MATERIAL FOR THE TASK
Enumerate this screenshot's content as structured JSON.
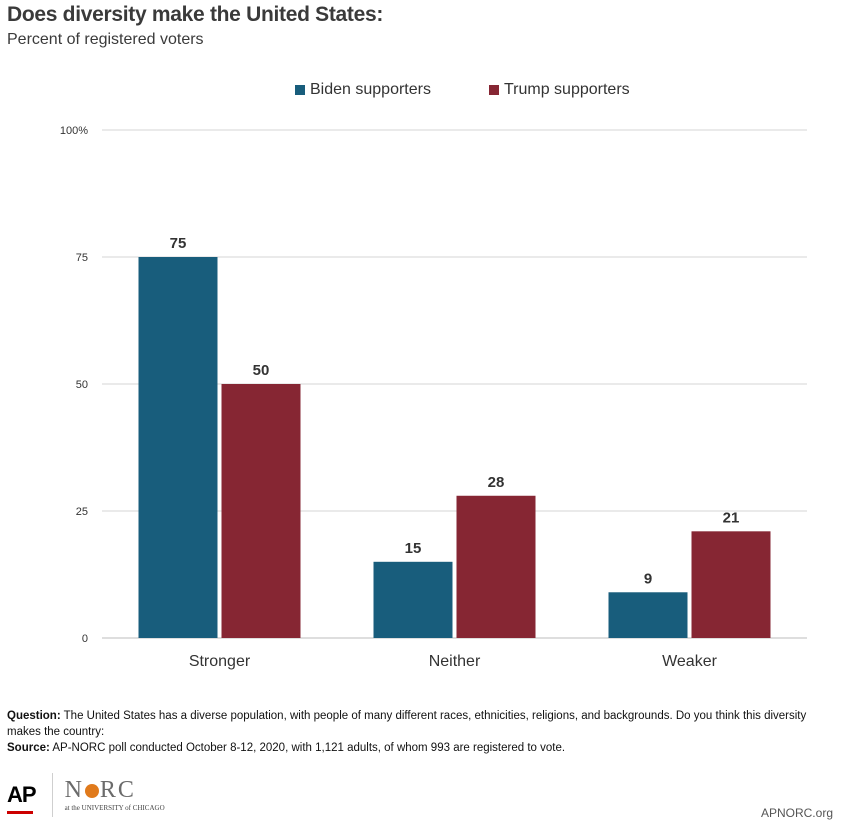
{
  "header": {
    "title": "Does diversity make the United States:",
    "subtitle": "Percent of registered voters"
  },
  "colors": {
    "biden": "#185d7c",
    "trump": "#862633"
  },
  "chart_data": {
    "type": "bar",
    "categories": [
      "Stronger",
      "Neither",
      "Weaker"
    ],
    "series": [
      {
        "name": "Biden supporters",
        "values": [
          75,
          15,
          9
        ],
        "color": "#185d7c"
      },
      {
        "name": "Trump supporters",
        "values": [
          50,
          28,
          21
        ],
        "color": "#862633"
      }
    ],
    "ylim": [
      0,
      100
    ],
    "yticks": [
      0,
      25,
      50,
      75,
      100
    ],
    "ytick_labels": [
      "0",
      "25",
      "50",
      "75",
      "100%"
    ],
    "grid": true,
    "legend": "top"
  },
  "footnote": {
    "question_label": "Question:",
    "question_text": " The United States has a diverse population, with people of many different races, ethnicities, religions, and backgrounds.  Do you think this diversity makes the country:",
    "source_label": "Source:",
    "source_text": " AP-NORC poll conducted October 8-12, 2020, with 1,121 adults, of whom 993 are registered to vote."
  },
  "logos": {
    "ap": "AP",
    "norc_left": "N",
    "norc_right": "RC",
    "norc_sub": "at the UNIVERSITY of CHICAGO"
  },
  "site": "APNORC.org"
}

EXERCISE INSTRUCTIONS
Write out each entry exactly as given, but skip the pictures.

RESULT BELOW
Enumerate this screenshot's content as structured JSON.
{
  "header": {
    "title": "Does diversity make the United States:",
    "subtitle": "Percent of registered voters"
  },
  "colors": {
    "biden": "#185d7c",
    "trump": "#862633"
  },
  "chart_data": {
    "type": "bar",
    "categories": [
      "Stronger",
      "Neither",
      "Weaker"
    ],
    "series": [
      {
        "name": "Biden supporters",
        "values": [
          75,
          15,
          9
        ],
        "color": "#185d7c"
      },
      {
        "name": "Trump supporters",
        "values": [
          50,
          28,
          21
        ],
        "color": "#862633"
      }
    ],
    "ylim": [
      0,
      100
    ],
    "yticks": [
      0,
      25,
      50,
      75,
      100
    ],
    "ytick_labels": [
      "0",
      "25",
      "50",
      "75",
      "100%"
    ],
    "grid": true,
    "legend": "top"
  },
  "footnote": {
    "question_label": "Question:",
    "question_text": " The United States has a diverse population, with people of many different races, ethnicities, religions, and backgrounds.  Do you think this diversity makes the country:",
    "source_label": "Source:",
    "source_text": " AP-NORC poll conducted October 8-12, 2020, with 1,121 adults, of whom 993 are registered to vote."
  },
  "logos": {
    "ap": "AP",
    "norc_left": "N",
    "norc_right": "RC",
    "norc_sub": "at the UNIVERSITY of CHICAGO"
  },
  "site": "APNORC.org"
}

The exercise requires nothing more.